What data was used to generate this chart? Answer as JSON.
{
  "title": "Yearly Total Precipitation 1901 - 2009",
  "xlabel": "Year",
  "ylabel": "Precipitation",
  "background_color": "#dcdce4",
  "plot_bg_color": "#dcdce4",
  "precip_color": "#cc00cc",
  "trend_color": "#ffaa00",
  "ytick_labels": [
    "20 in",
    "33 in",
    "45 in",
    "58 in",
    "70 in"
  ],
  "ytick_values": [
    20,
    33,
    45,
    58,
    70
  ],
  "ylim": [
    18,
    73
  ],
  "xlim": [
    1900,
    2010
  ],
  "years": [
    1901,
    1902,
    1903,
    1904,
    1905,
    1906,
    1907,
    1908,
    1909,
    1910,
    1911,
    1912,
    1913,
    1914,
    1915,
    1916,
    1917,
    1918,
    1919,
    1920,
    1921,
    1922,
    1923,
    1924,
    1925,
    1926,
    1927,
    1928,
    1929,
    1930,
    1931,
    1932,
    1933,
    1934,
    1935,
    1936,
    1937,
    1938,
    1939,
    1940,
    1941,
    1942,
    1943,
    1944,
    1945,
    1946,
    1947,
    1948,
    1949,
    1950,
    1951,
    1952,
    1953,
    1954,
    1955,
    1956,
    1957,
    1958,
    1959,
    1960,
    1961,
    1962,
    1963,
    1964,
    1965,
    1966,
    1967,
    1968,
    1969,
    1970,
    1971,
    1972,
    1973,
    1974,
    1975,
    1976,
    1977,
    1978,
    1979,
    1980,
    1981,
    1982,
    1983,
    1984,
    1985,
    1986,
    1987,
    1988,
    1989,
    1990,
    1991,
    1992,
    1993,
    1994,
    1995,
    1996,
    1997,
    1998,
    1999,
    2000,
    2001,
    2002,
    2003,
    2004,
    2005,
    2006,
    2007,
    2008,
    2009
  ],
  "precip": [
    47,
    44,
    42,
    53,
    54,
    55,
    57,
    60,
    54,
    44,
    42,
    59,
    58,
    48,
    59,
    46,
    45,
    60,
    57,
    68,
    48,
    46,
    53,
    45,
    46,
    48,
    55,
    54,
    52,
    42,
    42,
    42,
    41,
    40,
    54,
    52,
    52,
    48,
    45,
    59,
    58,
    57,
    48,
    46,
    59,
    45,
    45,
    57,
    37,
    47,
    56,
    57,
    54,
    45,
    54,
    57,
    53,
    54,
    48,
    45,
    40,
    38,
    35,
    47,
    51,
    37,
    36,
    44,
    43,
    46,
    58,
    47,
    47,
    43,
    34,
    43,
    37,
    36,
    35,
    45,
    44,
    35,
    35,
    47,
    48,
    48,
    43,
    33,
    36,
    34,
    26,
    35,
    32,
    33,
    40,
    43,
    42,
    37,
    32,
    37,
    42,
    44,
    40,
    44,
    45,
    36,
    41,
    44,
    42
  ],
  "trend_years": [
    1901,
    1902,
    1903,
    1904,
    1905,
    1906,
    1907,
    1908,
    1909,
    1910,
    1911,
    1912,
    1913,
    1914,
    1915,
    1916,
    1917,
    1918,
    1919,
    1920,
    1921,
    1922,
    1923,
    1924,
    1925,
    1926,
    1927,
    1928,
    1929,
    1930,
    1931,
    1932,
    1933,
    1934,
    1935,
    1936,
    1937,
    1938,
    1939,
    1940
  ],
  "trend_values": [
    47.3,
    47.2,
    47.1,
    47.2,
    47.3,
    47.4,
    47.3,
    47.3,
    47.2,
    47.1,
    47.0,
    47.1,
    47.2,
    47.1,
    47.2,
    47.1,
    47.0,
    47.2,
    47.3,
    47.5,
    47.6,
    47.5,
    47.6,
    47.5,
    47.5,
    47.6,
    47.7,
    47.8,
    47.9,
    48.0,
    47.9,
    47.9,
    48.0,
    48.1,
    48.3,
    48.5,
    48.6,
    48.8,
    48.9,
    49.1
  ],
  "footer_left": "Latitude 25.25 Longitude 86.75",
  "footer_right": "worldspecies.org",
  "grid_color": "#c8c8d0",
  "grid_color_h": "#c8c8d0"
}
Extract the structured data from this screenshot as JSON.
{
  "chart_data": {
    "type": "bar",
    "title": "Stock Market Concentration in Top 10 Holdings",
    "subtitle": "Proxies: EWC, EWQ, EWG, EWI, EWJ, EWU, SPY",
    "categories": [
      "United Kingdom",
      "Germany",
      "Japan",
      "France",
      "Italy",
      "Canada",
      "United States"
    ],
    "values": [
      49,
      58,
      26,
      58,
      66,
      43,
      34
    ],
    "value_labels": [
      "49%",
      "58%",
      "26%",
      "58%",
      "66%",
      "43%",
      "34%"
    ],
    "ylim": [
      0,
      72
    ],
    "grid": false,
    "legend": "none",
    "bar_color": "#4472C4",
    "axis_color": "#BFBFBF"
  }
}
______________________________
> STATED PROBLEM: Restate the whole of the material exactly.

> FINAL RESULT:
What data was used to generate this chart? Answer as JSON.
{
  "title": "Yearly Total Precipitation 1901 - 2009",
  "xlabel": "Year",
  "ylabel": "Precipitation",
  "background_color": "#dcdce4",
  "plot_bg_color": "#dcdce4",
  "precip_color": "#cc00cc",
  "trend_color": "#ffaa00",
  "ytick_labels": [
    "20 in",
    "33 in",
    "45 in",
    "58 in",
    "70 in"
  ],
  "ytick_values": [
    20,
    33,
    45,
    58,
    70
  ],
  "ylim": [
    18,
    73
  ],
  "xlim": [
    1900,
    2010
  ],
  "years": [
    1901,
    1902,
    1903,
    1904,
    1905,
    1906,
    1907,
    1908,
    1909,
    1910,
    1911,
    1912,
    1913,
    1914,
    1915,
    1916,
    1917,
    1918,
    1919,
    1920,
    1921,
    1922,
    1923,
    1924,
    1925,
    1926,
    1927,
    1928,
    1929,
    1930,
    1931,
    1932,
    1933,
    1934,
    1935,
    1936,
    1937,
    1938,
    1939,
    1940,
    1941,
    1942,
    1943,
    1944,
    1945,
    1946,
    1947,
    1948,
    1949,
    1950,
    1951,
    1952,
    1953,
    1954,
    1955,
    1956,
    1957,
    1958,
    1959,
    1960,
    1961,
    1962,
    1963,
    1964,
    1965,
    1966,
    1967,
    1968,
    1969,
    1970,
    1971,
    1972,
    1973,
    1974,
    1975,
    1976,
    1977,
    1978,
    1979,
    1980,
    1981,
    1982,
    1983,
    1984,
    1985,
    1986,
    1987,
    1988,
    1989,
    1990,
    1991,
    1992,
    1993,
    1994,
    1995,
    1996,
    1997,
    1998,
    1999,
    2000,
    2001,
    2002,
    2003,
    2004,
    2005,
    2006,
    2007,
    2008,
    2009
  ],
  "precip": [
    47,
    44,
    42,
    53,
    54,
    55,
    57,
    60,
    54,
    44,
    42,
    59,
    58,
    48,
    59,
    46,
    45,
    60,
    57,
    68,
    48,
    46,
    53,
    45,
    46,
    48,
    55,
    54,
    52,
    42,
    42,
    42,
    41,
    40,
    54,
    52,
    52,
    48,
    45,
    59,
    58,
    57,
    48,
    46,
    59,
    45,
    45,
    57,
    37,
    47,
    56,
    57,
    54,
    45,
    54,
    57,
    53,
    54,
    48,
    45,
    40,
    38,
    35,
    47,
    51,
    37,
    36,
    44,
    43,
    46,
    58,
    47,
    47,
    43,
    34,
    43,
    37,
    36,
    35,
    45,
    44,
    35,
    35,
    47,
    48,
    48,
    43,
    33,
    36,
    34,
    26,
    35,
    32,
    33,
    40,
    43,
    42,
    37,
    32,
    37,
    42,
    44,
    40,
    44,
    45,
    36,
    41,
    44,
    42
  ],
  "trend_years": [
    1901,
    1902,
    1903,
    1904,
    1905,
    1906,
    1907,
    1908,
    1909,
    1910,
    1911,
    1912,
    1913,
    1914,
    1915,
    1916,
    1917,
    1918,
    1919,
    1920,
    1921,
    1922,
    1923,
    1924,
    1925,
    1926,
    1927,
    1928,
    1929,
    1930,
    1931,
    1932,
    1933,
    1934,
    1935,
    1936,
    1937,
    1938,
    1939,
    1940
  ],
  "trend_values": [
    47.3,
    47.2,
    47.1,
    47.2,
    47.3,
    47.4,
    47.3,
    47.3,
    47.2,
    47.1,
    47.0,
    47.1,
    47.2,
    47.1,
    47.2,
    47.1,
    47.0,
    47.2,
    47.3,
    47.5,
    47.6,
    47.5,
    47.6,
    47.5,
    47.5,
    47.6,
    47.7,
    47.8,
    47.9,
    48.0,
    47.9,
    47.9,
    48.0,
    48.1,
    48.3,
    48.5,
    48.6,
    48.8,
    48.9,
    49.1
  ],
  "footer_left": "Latitude 25.25 Longitude 86.75",
  "footer_right": "worldspecies.org",
  "grid_color": "#c8c8d0",
  "grid_color_h": "#c8c8d0"
}
Extract the structured data from this screenshot as JSON.
{
  "chart_data": {
    "type": "bar",
    "title": "Stock Market Concentration in Top 10 Holdings",
    "subtitle": "Proxies: EWC, EWQ, EWG, EWI, EWJ, EWU, SPY",
    "categories": [
      "United Kingdom",
      "Germany",
      "Japan",
      "France",
      "Italy",
      "Canada",
      "United States"
    ],
    "values": [
      49,
      58,
      26,
      58,
      66,
      43,
      34
    ],
    "value_labels": [
      "49%",
      "58%",
      "26%",
      "58%",
      "66%",
      "43%",
      "34%"
    ],
    "ylim": [
      0,
      72
    ],
    "grid": false,
    "legend": "none",
    "bar_color": "#4472C4",
    "axis_color": "#BFBFBF"
  }
}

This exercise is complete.